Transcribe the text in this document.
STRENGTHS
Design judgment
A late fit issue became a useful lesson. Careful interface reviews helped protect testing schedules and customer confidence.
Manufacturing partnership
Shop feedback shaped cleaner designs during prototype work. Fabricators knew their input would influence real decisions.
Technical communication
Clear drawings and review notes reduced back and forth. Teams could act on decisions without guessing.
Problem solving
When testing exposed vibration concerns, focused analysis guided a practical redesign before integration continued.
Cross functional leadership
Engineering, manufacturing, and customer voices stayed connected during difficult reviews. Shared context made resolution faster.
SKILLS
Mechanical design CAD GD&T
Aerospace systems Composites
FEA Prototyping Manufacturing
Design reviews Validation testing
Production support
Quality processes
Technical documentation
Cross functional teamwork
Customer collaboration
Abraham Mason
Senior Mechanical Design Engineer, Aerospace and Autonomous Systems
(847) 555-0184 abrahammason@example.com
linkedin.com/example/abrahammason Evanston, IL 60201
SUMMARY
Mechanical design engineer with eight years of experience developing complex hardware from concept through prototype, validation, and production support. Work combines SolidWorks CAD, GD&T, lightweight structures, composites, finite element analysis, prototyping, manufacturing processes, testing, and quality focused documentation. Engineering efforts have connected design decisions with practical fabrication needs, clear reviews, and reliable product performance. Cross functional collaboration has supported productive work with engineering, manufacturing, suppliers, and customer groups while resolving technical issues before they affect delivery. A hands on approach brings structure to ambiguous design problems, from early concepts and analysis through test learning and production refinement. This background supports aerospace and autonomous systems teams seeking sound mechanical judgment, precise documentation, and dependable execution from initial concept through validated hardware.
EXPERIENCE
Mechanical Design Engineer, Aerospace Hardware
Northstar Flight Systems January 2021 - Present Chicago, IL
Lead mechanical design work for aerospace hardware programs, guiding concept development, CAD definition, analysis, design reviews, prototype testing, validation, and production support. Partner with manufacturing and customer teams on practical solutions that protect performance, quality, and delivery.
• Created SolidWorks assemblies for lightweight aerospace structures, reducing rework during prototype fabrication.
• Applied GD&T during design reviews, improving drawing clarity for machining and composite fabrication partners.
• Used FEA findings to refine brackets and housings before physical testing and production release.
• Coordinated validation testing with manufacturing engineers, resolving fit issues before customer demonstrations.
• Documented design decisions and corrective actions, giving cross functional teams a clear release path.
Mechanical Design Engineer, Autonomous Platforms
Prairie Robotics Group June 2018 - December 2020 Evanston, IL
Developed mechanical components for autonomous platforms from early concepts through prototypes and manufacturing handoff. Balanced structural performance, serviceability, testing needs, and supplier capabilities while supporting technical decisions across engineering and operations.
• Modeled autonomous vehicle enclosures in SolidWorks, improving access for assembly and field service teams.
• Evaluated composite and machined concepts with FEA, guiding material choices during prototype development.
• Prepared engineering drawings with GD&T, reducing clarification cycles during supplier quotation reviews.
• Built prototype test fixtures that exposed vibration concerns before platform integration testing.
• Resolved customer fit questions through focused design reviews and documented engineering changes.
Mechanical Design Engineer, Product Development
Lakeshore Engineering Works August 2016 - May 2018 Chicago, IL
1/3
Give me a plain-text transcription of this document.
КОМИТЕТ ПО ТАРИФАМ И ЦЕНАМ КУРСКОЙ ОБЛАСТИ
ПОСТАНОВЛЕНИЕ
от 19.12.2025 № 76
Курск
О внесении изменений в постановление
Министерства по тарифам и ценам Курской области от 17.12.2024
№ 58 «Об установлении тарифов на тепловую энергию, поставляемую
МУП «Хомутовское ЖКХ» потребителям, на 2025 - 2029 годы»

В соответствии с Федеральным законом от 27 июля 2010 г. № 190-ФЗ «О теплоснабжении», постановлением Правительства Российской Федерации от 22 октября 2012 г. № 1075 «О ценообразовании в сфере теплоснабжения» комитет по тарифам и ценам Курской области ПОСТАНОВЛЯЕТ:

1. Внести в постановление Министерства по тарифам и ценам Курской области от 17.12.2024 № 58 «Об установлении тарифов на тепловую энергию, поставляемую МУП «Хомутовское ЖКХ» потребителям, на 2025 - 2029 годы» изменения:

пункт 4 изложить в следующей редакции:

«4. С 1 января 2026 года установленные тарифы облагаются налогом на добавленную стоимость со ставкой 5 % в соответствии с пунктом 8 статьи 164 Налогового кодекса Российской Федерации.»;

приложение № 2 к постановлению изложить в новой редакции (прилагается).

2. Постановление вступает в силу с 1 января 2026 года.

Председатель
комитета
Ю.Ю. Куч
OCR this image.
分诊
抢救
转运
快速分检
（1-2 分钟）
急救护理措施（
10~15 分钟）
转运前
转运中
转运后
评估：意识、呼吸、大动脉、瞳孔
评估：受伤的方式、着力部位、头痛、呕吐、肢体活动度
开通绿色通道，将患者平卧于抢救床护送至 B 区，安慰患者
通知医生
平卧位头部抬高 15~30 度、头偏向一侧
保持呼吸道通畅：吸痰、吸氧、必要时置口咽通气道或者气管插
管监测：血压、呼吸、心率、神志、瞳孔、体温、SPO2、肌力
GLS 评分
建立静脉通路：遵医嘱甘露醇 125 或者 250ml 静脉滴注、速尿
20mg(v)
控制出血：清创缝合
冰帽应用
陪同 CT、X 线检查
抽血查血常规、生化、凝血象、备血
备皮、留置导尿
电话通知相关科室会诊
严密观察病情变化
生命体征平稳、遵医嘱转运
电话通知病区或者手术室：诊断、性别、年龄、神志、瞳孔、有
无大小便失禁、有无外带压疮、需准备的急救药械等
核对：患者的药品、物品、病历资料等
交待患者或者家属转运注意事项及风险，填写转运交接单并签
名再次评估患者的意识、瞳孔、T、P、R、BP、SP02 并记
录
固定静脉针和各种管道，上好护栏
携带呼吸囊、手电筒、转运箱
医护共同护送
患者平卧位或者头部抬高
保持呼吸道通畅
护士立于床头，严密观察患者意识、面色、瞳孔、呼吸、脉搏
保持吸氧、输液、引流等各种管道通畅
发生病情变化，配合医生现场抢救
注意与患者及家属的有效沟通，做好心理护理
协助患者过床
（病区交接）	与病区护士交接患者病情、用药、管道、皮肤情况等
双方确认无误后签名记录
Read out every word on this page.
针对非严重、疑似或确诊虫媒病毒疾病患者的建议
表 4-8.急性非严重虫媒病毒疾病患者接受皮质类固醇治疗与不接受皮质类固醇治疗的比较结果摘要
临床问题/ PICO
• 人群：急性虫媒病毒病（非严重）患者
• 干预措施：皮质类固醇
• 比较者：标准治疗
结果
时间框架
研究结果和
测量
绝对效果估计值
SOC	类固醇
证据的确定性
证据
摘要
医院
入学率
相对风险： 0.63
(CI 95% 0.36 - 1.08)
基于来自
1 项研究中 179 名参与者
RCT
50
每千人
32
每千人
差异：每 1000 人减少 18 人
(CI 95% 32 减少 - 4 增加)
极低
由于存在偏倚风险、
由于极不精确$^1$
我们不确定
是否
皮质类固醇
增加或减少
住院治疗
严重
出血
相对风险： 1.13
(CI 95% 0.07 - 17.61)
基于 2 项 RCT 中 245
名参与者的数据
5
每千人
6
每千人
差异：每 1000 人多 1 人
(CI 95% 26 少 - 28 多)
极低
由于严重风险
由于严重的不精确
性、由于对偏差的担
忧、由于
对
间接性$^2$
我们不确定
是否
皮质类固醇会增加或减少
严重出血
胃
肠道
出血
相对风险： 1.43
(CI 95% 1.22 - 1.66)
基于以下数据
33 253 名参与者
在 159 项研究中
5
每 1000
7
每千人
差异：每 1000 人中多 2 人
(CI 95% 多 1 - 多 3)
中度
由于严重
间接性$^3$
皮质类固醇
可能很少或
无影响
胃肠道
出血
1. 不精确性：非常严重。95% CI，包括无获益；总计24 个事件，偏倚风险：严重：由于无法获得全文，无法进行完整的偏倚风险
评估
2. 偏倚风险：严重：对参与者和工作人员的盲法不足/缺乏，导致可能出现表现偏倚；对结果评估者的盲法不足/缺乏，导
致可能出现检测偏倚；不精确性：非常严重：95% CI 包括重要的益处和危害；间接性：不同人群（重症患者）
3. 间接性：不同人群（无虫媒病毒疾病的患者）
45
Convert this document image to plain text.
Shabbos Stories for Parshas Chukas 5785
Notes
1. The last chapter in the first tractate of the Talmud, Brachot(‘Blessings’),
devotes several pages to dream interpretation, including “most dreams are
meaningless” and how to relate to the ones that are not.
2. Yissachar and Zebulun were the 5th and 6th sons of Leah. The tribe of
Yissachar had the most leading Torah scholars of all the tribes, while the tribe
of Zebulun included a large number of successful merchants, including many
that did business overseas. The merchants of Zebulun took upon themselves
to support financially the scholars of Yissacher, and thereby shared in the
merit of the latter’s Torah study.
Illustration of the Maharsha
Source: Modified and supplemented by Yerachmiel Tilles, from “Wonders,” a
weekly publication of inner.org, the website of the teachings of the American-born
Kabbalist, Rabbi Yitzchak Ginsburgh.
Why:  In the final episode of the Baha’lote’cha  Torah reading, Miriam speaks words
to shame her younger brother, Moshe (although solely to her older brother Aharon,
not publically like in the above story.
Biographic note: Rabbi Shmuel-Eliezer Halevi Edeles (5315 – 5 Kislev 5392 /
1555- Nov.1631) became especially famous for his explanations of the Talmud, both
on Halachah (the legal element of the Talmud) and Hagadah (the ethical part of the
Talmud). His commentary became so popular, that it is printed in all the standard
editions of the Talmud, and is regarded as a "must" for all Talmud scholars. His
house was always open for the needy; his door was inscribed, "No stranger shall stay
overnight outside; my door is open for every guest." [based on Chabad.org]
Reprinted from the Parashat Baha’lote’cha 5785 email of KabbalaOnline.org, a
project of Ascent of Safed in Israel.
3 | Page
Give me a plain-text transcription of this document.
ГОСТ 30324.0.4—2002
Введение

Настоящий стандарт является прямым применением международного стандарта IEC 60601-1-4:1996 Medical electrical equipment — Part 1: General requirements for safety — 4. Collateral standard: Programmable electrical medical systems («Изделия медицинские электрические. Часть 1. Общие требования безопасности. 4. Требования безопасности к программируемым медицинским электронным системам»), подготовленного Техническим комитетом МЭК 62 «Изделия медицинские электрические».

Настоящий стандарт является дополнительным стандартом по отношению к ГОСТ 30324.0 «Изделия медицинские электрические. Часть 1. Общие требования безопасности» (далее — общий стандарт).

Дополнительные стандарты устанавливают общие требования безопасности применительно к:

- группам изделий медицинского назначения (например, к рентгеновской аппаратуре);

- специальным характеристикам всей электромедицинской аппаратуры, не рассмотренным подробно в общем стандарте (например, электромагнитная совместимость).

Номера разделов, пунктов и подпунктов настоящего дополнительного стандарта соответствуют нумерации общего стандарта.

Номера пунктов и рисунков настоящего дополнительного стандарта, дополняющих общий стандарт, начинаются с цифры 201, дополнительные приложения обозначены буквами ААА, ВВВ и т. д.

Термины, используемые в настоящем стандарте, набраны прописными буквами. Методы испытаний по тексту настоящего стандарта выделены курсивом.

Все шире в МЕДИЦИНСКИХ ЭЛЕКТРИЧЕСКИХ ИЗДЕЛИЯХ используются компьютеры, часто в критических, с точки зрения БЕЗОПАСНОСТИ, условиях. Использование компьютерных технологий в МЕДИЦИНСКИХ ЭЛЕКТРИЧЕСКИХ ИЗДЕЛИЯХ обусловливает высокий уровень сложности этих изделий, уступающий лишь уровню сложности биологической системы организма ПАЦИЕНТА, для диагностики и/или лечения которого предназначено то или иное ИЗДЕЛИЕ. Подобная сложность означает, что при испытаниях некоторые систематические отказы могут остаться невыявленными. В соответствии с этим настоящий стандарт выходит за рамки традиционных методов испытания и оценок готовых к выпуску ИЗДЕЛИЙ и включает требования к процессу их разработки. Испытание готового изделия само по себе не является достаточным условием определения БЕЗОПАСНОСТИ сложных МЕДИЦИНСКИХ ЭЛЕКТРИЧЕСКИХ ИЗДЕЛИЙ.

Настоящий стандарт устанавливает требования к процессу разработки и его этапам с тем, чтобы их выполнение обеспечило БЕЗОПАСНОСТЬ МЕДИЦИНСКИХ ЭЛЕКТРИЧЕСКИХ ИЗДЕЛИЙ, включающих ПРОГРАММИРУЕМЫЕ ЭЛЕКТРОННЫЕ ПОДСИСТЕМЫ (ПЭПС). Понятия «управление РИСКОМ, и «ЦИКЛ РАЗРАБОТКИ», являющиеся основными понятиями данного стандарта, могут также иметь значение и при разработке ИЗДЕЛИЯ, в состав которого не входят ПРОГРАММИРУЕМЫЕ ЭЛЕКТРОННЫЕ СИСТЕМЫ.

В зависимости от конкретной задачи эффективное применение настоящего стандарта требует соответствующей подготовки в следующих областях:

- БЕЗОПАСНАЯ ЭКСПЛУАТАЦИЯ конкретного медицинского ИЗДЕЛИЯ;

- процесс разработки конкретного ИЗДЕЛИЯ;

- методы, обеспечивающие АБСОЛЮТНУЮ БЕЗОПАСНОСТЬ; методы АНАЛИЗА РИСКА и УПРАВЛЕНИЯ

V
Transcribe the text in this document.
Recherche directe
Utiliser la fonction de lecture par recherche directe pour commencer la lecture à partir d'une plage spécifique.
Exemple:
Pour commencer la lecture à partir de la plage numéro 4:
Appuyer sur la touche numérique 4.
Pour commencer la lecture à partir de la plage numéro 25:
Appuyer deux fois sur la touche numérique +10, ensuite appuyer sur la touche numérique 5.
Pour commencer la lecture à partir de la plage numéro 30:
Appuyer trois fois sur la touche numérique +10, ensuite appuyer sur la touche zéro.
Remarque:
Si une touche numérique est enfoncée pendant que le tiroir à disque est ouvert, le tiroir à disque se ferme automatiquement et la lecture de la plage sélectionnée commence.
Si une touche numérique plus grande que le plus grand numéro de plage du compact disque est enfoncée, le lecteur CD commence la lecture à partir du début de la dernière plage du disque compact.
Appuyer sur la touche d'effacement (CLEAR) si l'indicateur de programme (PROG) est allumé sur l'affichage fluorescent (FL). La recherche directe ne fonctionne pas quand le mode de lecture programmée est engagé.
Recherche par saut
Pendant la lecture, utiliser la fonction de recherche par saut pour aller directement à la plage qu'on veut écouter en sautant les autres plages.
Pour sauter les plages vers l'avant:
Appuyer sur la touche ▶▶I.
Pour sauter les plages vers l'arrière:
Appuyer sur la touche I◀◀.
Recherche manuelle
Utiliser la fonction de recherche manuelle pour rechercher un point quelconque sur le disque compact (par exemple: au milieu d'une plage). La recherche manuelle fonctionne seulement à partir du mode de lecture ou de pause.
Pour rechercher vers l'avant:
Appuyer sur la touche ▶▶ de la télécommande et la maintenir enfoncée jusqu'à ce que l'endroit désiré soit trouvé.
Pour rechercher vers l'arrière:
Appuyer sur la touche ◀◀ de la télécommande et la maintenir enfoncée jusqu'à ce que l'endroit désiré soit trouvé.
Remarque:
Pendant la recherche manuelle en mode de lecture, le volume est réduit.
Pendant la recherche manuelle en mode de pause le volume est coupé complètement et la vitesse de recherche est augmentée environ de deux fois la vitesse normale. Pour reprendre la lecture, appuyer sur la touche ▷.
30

----

**Set problem**
Of all the lines above, how many contain the word "Федерации"? Give the number and nothing else.

**Exercise result**
2